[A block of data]
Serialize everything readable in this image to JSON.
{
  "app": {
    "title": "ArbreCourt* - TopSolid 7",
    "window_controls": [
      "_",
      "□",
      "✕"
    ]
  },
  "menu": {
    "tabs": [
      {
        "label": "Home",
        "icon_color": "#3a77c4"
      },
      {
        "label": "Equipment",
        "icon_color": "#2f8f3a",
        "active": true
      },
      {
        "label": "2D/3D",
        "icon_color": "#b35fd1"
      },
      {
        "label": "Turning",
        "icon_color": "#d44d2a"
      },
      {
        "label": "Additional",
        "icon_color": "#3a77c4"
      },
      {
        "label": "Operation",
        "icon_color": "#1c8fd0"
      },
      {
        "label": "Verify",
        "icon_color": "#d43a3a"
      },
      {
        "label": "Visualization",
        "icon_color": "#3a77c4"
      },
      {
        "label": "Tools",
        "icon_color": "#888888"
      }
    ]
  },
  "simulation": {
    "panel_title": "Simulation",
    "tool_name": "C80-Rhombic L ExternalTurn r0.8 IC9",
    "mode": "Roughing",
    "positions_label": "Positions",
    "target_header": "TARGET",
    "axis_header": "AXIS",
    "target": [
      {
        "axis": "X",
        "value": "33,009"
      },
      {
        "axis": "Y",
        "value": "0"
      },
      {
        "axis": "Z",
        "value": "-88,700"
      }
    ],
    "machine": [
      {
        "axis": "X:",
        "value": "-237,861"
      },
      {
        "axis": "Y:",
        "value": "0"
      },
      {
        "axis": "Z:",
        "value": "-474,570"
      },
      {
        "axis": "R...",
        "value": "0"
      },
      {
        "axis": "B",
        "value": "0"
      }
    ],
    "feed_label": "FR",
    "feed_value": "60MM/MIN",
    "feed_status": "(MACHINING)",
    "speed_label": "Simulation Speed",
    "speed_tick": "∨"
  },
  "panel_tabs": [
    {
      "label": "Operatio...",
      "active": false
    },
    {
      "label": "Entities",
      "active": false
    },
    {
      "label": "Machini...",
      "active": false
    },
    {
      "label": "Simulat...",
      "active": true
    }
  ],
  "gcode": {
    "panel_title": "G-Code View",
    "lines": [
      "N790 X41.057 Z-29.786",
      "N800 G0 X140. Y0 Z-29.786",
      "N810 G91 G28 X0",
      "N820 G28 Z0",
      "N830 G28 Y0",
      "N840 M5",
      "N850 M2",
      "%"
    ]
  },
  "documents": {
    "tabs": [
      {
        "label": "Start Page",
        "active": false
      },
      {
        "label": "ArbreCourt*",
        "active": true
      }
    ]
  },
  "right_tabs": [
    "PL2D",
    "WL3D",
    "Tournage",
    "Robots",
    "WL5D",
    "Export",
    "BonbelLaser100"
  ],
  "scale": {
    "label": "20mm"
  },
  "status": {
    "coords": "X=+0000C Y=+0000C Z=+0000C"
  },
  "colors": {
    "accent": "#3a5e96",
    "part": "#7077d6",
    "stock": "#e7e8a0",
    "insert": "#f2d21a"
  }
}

AIM OF THE TASK:
Please restate the records in full, word for word.

OUTPUT FOR THIS TASK:
Serialize everything readable in this image to JSON.
{
  "app": {
    "title": "ArbreCourt* - TopSolid 7",
    "window_controls": [
      "_",
      "□",
      "✕"
    ]
  },
  "menu": {
    "tabs": [
      {
        "label": "Home",
        "icon_color": "#3a77c4"
      },
      {
        "label": "Equipment",
        "icon_color": "#2f8f3a",
        "active": true
      },
      {
        "label": "2D/3D",
        "icon_color": "#b35fd1"
      },
      {
        "label": "Turning",
        "icon_color": "#d44d2a"
      },
      {
        "label": "Additional",
        "icon_color": "#3a77c4"
      },
      {
        "label": "Operation",
        "icon_color": "#1c8fd0"
      },
      {
        "label": "Verify",
        "icon_color": "#d43a3a"
      },
      {
        "label": "Visualization",
        "icon_color": "#3a77c4"
      },
      {
        "label": "Tools",
        "icon_color": "#888888"
      }
    ]
  },
  "simulation": {
    "panel_title": "Simulation",
    "tool_name": "C80-Rhombic L ExternalTurn r0.8 IC9",
    "mode": "Roughing",
    "positions_label": "Positions",
    "target_header": "TARGET",
    "axis_header": "AXIS",
    "target": [
      {
        "axis": "X",
        "value": "33,009"
      },
      {
        "axis": "Y",
        "value": "0"
      },
      {
        "axis": "Z",
        "value": "-88,700"
      }
    ],
    "machine": [
      {
        "axis": "X:",
        "value": "-237,861"
      },
      {
        "axis": "Y:",
        "value": "0"
      },
      {
        "axis": "Z:",
        "value": "-474,570"
      },
      {
        "axis": "R...",
        "value": "0"
      },
      {
        "axis": "B",
        "value": "0"
      }
    ],
    "feed_label": "FR",
    "feed_value": "60MM/MIN",
    "feed_status": "(MACHINING)",
    "speed_label": "Simulation Speed",
    "speed_tick": "∨"
  },
  "panel_tabs": [
    {
      "label": "Operatio...",
      "active": false
    },
    {
      "label": "Entities",
      "active": false
    },
    {
      "label": "Machini...",
      "active": false
    },
    {
      "label": "Simulat...",
      "active": true
    }
  ],
  "gcode": {
    "panel_title": "G-Code View",
    "lines": [
      "N790 X41.057 Z-29.786",
      "N800 G0 X140. Y0 Z-29.786",
      "N810 G91 G28 X0",
      "N820 G28 Z0",
      "N830 G28 Y0",
      "N840 M5",
      "N850 M2",
      "%"
    ]
  },
  "documents": {
    "tabs": [
      {
        "label": "Start Page",
        "active": false
      },
      {
        "label": "ArbreCourt*",
        "active": true
      }
    ]
  },
  "right_tabs": [
    "PL2D",
    "WL3D",
    "Tournage",
    "Robots",
    "WL5D",
    "Export",
    "BonbelLaser100"
  ],
  "scale": {
    "label": "20mm"
  },
  "status": {
    "coords": "X=+0000C Y=+0000C Z=+0000C"
  },
  "colors": {
    "accent": "#3a5e96",
    "part": "#7077d6",
    "stock": "#e7e8a0",
    "insert": "#f2d21a"
  }
}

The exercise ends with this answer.